* [Exercise details]: What lines of the data hold the string "field"? Pull each one out.

[BEGIN Extracted material]

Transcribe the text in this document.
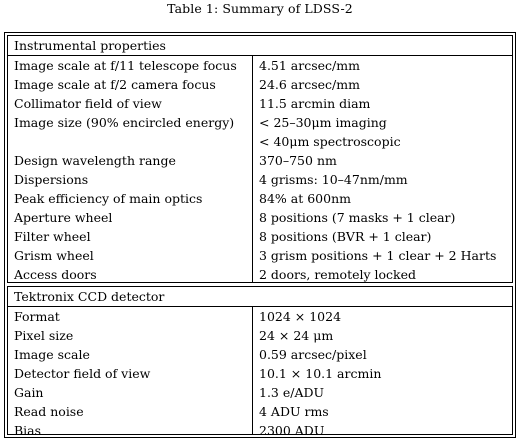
Table 1: Summary of LDSS-2
Instrumental properties
Image scale at f/11 telescope focus	4.51 arcsec/mm
Image scale at f/2 camera focus	24.6 arcsec/mm
Collimator field of view	11.5 arcmin diam
Image size (90% encircled energy)	< 25–30μm imaging
< 40μm spectroscopic
Design wavelength range	370–750 nm
Dispersions	4 grisms: 10–47nm/mm
Peak efficiency of main optics	84% at 600nm
Aperture wheel	8 positions (7 masks + 1 clear)
Filter wheel	8 positions (BVR + 1 clear)
Grism wheel	3 grism positions + 1 clear + 2 Harts
Access doors	2 doors, remotely locked
Tektronix CCD detector
Format	1024 × 1024
Pixel size	24 × 24 μm
Image scale	0.59 arcsec/pixel
Detector field of view	10.1 × 10.1 arcmin
Gain	1.3 e/ADU
Read noise	4 ADU rms
Bias	2300 ADU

[END Extracted material]

* [Worked answer]:
Collimator field of view	11.5 arcmin diam
Detector field of view	10.1 × 10.1 arcmin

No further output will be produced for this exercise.